### Exercise data
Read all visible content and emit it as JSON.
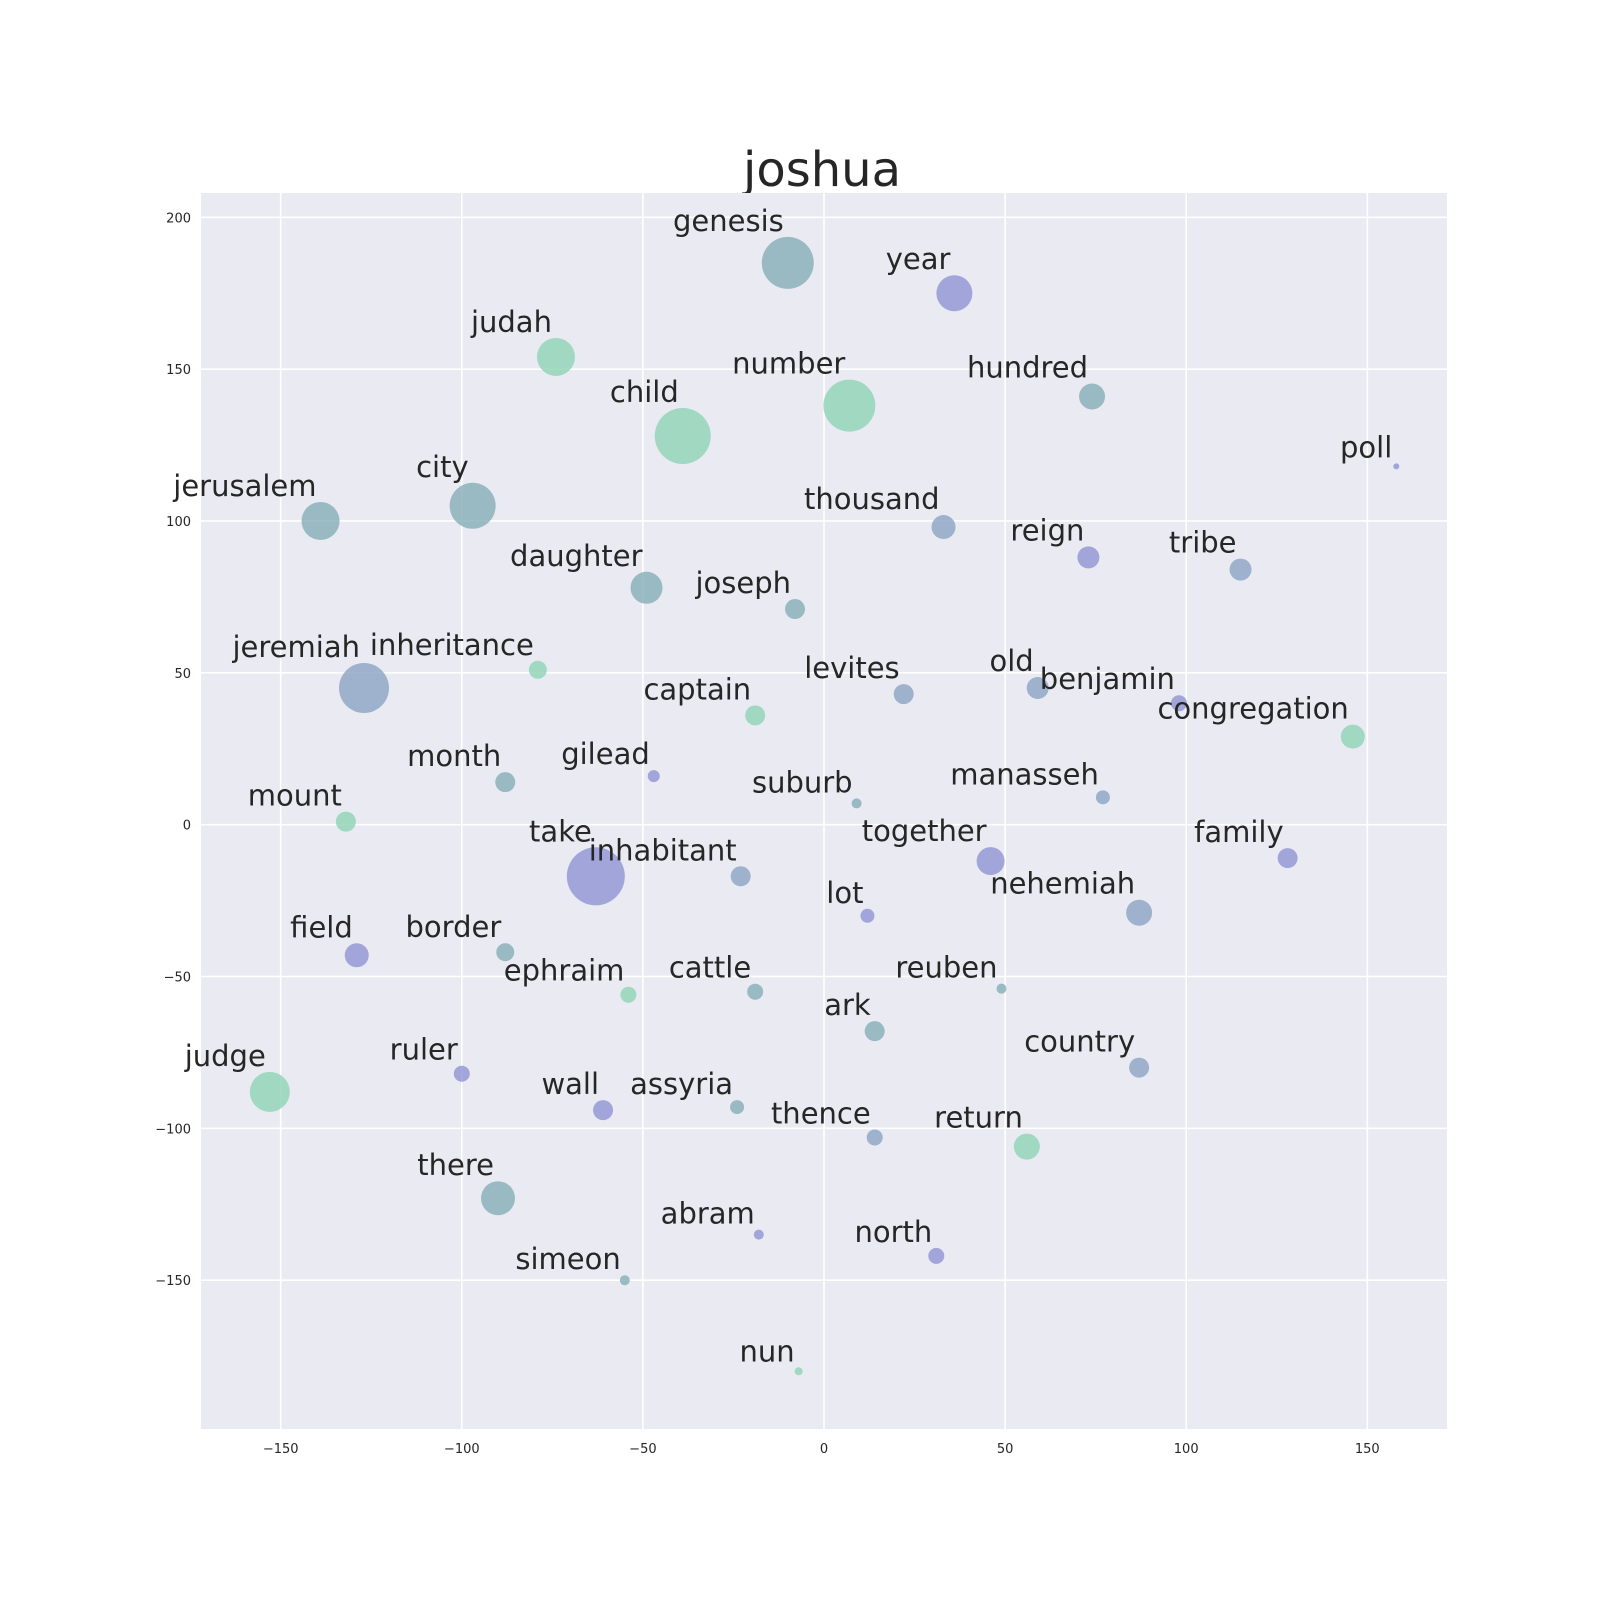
{
  "chart_data": {
    "type": "scatter",
    "title": "joshua",
    "xlabel": "",
    "ylabel": "",
    "xlim": [
      -172,
      172
    ],
    "ylim": [
      -199,
      208
    ],
    "x_ticks": [
      -150,
      -100,
      -50,
      0,
      50,
      100,
      150
    ],
    "y_ticks": [
      -150,
      -100,
      -50,
      0,
      50,
      100,
      150,
      200
    ],
    "x_tick_labels": [
      "−150",
      "−100",
      "−50",
      "0",
      "50",
      "100",
      "150"
    ],
    "y_tick_labels": [
      "−150",
      "−100",
      "−50",
      "0",
      "50",
      "100",
      "150",
      "200"
    ],
    "grid": true,
    "colors": {
      "background": "#eaeaf2",
      "grid": "#ffffff",
      "green": "#8dd3b4",
      "teal": "#84aeb6",
      "steel": "#8ba3c3",
      "purple": "#8f94d2"
    },
    "points": [
      {
        "label": "genesis",
        "x": -10,
        "y": 185,
        "size": 26,
        "color": "teal"
      },
      {
        "label": "year",
        "x": 36,
        "y": 175,
        "size": 18,
        "color": "purple"
      },
      {
        "label": "judah",
        "x": -74,
        "y": 154,
        "size": 19,
        "color": "green"
      },
      {
        "label": "number",
        "x": 7,
        "y": 138,
        "size": 26,
        "color": "green"
      },
      {
        "label": "hundred",
        "x": 74,
        "y": 141,
        "size": 13,
        "color": "teal"
      },
      {
        "label": "child",
        "x": -39,
        "y": 128,
        "size": 28,
        "color": "green"
      },
      {
        "label": "poll",
        "x": 158,
        "y": 118,
        "size": 3,
        "color": "purple"
      },
      {
        "label": "jerusalem",
        "x": -139,
        "y": 100,
        "size": 19,
        "color": "teal"
      },
      {
        "label": "city",
        "x": -97,
        "y": 105,
        "size": 23,
        "color": "teal"
      },
      {
        "label": "thousand",
        "x": 33,
        "y": 98,
        "size": 12,
        "color": "steel"
      },
      {
        "label": "reign",
        "x": 73,
        "y": 88,
        "size": 11,
        "color": "purple"
      },
      {
        "label": "tribe",
        "x": 115,
        "y": 84,
        "size": 11,
        "color": "steel"
      },
      {
        "label": "daughter",
        "x": -49,
        "y": 78,
        "size": 16,
        "color": "teal"
      },
      {
        "label": "joseph",
        "x": -8,
        "y": 71,
        "size": 10,
        "color": "teal"
      },
      {
        "label": "inheritance",
        "x": -79,
        "y": 51,
        "size": 9,
        "color": "green"
      },
      {
        "label": "jeremiah",
        "x": -127,
        "y": 45,
        "size": 25,
        "color": "steel"
      },
      {
        "label": "levites",
        "x": 22,
        "y": 43,
        "size": 10,
        "color": "steel"
      },
      {
        "label": "old",
        "x": 59,
        "y": 45,
        "size": 11,
        "color": "steel"
      },
      {
        "label": "benjamin",
        "x": 98,
        "y": 40,
        "size": 8,
        "color": "purple"
      },
      {
        "label": "captain",
        "x": -19,
        "y": 36,
        "size": 10,
        "color": "green"
      },
      {
        "label": "congregation",
        "x": 146,
        "y": 29,
        "size": 12,
        "color": "green"
      },
      {
        "label": "month",
        "x": -88,
        "y": 14,
        "size": 10,
        "color": "teal"
      },
      {
        "label": "gilead",
        "x": -47,
        "y": 16,
        "size": 6,
        "color": "purple"
      },
      {
        "label": "suburb",
        "x": 9,
        "y": 7,
        "size": 5,
        "color": "teal"
      },
      {
        "label": "manasseh",
        "x": 77,
        "y": 9,
        "size": 7,
        "color": "steel"
      },
      {
        "label": "mount",
        "x": -132,
        "y": 1,
        "size": 10,
        "color": "green"
      },
      {
        "label": "take",
        "x": -63,
        "y": -17,
        "size": 29,
        "color": "purple"
      },
      {
        "label": "inhabitant",
        "x": -23,
        "y": -17,
        "size": 10,
        "color": "steel"
      },
      {
        "label": "together",
        "x": 46,
        "y": -12,
        "size": 14,
        "color": "purple"
      },
      {
        "label": "family",
        "x": 128,
        "y": -11,
        "size": 10,
        "color": "purple"
      },
      {
        "label": "lot",
        "x": 12,
        "y": -30,
        "size": 7,
        "color": "purple"
      },
      {
        "label": "nehemiah",
        "x": 87,
        "y": -29,
        "size": 13,
        "color": "steel"
      },
      {
        "label": "field",
        "x": -129,
        "y": -43,
        "size": 12,
        "color": "purple"
      },
      {
        "label": "border",
        "x": -88,
        "y": -42,
        "size": 9,
        "color": "teal"
      },
      {
        "label": "ephraim",
        "x": -54,
        "y": -56,
        "size": 8,
        "color": "green"
      },
      {
        "label": "cattle",
        "x": -19,
        "y": -55,
        "size": 8,
        "color": "teal"
      },
      {
        "label": "reuben",
        "x": 49,
        "y": -54,
        "size": 5,
        "color": "teal"
      },
      {
        "label": "ark",
        "x": 14,
        "y": -68,
        "size": 10,
        "color": "teal"
      },
      {
        "label": "country",
        "x": 87,
        "y": -80,
        "size": 10,
        "color": "steel"
      },
      {
        "label": "judge",
        "x": -153,
        "y": -88,
        "size": 20,
        "color": "green"
      },
      {
        "label": "ruler",
        "x": -100,
        "y": -82,
        "size": 8,
        "color": "purple"
      },
      {
        "label": "wall",
        "x": -61,
        "y": -94,
        "size": 10,
        "color": "purple"
      },
      {
        "label": "assyria",
        "x": -24,
        "y": -93,
        "size": 7,
        "color": "teal"
      },
      {
        "label": "thence",
        "x": 14,
        "y": -103,
        "size": 8,
        "color": "steel"
      },
      {
        "label": "return",
        "x": 56,
        "y": -106,
        "size": 13,
        "color": "green"
      },
      {
        "label": "there",
        "x": -90,
        "y": -123,
        "size": 17,
        "color": "teal"
      },
      {
        "label": "abram",
        "x": -18,
        "y": -135,
        "size": 5,
        "color": "purple"
      },
      {
        "label": "north",
        "x": 31,
        "y": -142,
        "size": 8,
        "color": "purple"
      },
      {
        "label": "simeon",
        "x": -55,
        "y": -150,
        "size": 5,
        "color": "teal"
      },
      {
        "label": "nun",
        "x": -7,
        "y": -180,
        "size": 4,
        "color": "green"
      }
    ]
  }
}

### Your objective
Could you print all of the entries above exactly as written, minus the pictures?

### Output for this task
Read all visible content and emit it as JSON.
{
  "chart_data": {
    "type": "scatter",
    "title": "joshua",
    "xlabel": "",
    "ylabel": "",
    "xlim": [
      -172,
      172
    ],
    "ylim": [
      -199,
      208
    ],
    "x_ticks": [
      -150,
      -100,
      -50,
      0,
      50,
      100,
      150
    ],
    "y_ticks": [
      -150,
      -100,
      -50,
      0,
      50,
      100,
      150,
      200
    ],
    "x_tick_labels": [
      "−150",
      "−100",
      "−50",
      "0",
      "50",
      "100",
      "150"
    ],
    "y_tick_labels": [
      "−150",
      "−100",
      "−50",
      "0",
      "50",
      "100",
      "150",
      "200"
    ],
    "grid": true,
    "colors": {
      "background": "#eaeaf2",
      "grid": "#ffffff",
      "green": "#8dd3b4",
      "teal": "#84aeb6",
      "steel": "#8ba3c3",
      "purple": "#8f94d2"
    },
    "points": [
      {
        "label": "genesis",
        "x": -10,
        "y": 185,
        "size": 26,
        "color": "teal"
      },
      {
        "label": "year",
        "x": 36,
        "y": 175,
        "size": 18,
        "color": "purple"
      },
      {
        "label": "judah",
        "x": -74,
        "y": 154,
        "size": 19,
        "color": "green"
      },
      {
        "label": "number",
        "x": 7,
        "y": 138,
        "size": 26,
        "color": "green"
      },
      {
        "label": "hundred",
        "x": 74,
        "y": 141,
        "size": 13,
        "color": "teal"
      },
      {
        "label": "child",
        "x": -39,
        "y": 128,
        "size": 28,
        "color": "green"
      },
      {
        "label": "poll",
        "x": 158,
        "y": 118,
        "size": 3,
        "color": "purple"
      },
      {
        "label": "jerusalem",
        "x": -139,
        "y": 100,
        "size": 19,
        "color": "teal"
      },
      {
        "label": "city",
        "x": -97,
        "y": 105,
        "size": 23,
        "color": "teal"
      },
      {
        "label": "thousand",
        "x": 33,
        "y": 98,
        "size": 12,
        "color": "steel"
      },
      {
        "label": "reign",
        "x": 73,
        "y": 88,
        "size": 11,
        "color": "purple"
      },
      {
        "label": "tribe",
        "x": 115,
        "y": 84,
        "size": 11,
        "color": "steel"
      },
      {
        "label": "daughter",
        "x": -49,
        "y": 78,
        "size": 16,
        "color": "teal"
      },
      {
        "label": "joseph",
        "x": -8,
        "y": 71,
        "size": 10,
        "color": "teal"
      },
      {
        "label": "inheritance",
        "x": -79,
        "y": 51,
        "size": 9,
        "color": "green"
      },
      {
        "label": "jeremiah",
        "x": -127,
        "y": 45,
        "size": 25,
        "color": "steel"
      },
      {
        "label": "levites",
        "x": 22,
        "y": 43,
        "size": 10,
        "color": "steel"
      },
      {
        "label": "old",
        "x": 59,
        "y": 45,
        "size": 11,
        "color": "steel"
      },
      {
        "label": "benjamin",
        "x": 98,
        "y": 40,
        "size": 8,
        "color": "purple"
      },
      {
        "label": "captain",
        "x": -19,
        "y": 36,
        "size": 10,
        "color": "green"
      },
      {
        "label": "congregation",
        "x": 146,
        "y": 29,
        "size": 12,
        "color": "green"
      },
      {
        "label": "month",
        "x": -88,
        "y": 14,
        "size": 10,
        "color": "teal"
      },
      {
        "label": "gilead",
        "x": -47,
        "y": 16,
        "size": 6,
        "color": "purple"
      },
      {
        "label": "suburb",
        "x": 9,
        "y": 7,
        "size": 5,
        "color": "teal"
      },
      {
        "label": "manasseh",
        "x": 77,
        "y": 9,
        "size": 7,
        "color": "steel"
      },
      {
        "label": "mount",
        "x": -132,
        "y": 1,
        "size": 10,
        "color": "green"
      },
      {
        "label": "take",
        "x": -63,
        "y": -17,
        "size": 29,
        "color": "purple"
      },
      {
        "label": "inhabitant",
        "x": -23,
        "y": -17,
        "size": 10,
        "color": "steel"
      },
      {
        "label": "together",
        "x": 46,
        "y": -12,
        "size": 14,
        "color": "purple"
      },
      {
        "label": "family",
        "x": 128,
        "y": -11,
        "size": 10,
        "color": "purple"
      },
      {
        "label": "lot",
        "x": 12,
        "y": -30,
        "size": 7,
        "color": "purple"
      },
      {
        "label": "nehemiah",
        "x": 87,
        "y": -29,
        "size": 13,
        "color": "steel"
      },
      {
        "label": "field",
        "x": -129,
        "y": -43,
        "size": 12,
        "color": "purple"
      },
      {
        "label": "border",
        "x": -88,
        "y": -42,
        "size": 9,
        "color": "teal"
      },
      {
        "label": "ephraim",
        "x": -54,
        "y": -56,
        "size": 8,
        "color": "green"
      },
      {
        "label": "cattle",
        "x": -19,
        "y": -55,
        "size": 8,
        "color": "teal"
      },
      {
        "label": "reuben",
        "x": 49,
        "y": -54,
        "size": 5,
        "color": "teal"
      },
      {
        "label": "ark",
        "x": 14,
        "y": -68,
        "size": 10,
        "color": "teal"
      },
      {
        "label": "country",
        "x": 87,
        "y": -80,
        "size": 10,
        "color": "steel"
      },
      {
        "label": "judge",
        "x": -153,
        "y": -88,
        "size": 20,
        "color": "green"
      },
      {
        "label": "ruler",
        "x": -100,
        "y": -82,
        "size": 8,
        "color": "purple"
      },
      {
        "label": "wall",
        "x": -61,
        "y": -94,
        "size": 10,
        "color": "purple"
      },
      {
        "label": "assyria",
        "x": -24,
        "y": -93,
        "size": 7,
        "color": "teal"
      },
      {
        "label": "thence",
        "x": 14,
        "y": -103,
        "size": 8,
        "color": "steel"
      },
      {
        "label": "return",
        "x": 56,
        "y": -106,
        "size": 13,
        "color": "green"
      },
      {
        "label": "there",
        "x": -90,
        "y": -123,
        "size": 17,
        "color": "teal"
      },
      {
        "label": "abram",
        "x": -18,
        "y": -135,
        "size": 5,
        "color": "purple"
      },
      {
        "label": "north",
        "x": 31,
        "y": -142,
        "size": 8,
        "color": "purple"
      },
      {
        "label": "simeon",
        "x": -55,
        "y": -150,
        "size": 5,
        "color": "teal"
      },
      {
        "label": "nun",
        "x": -7,
        "y": -180,
        "size": 4,
        "color": "green"
      }
    ]
  }
}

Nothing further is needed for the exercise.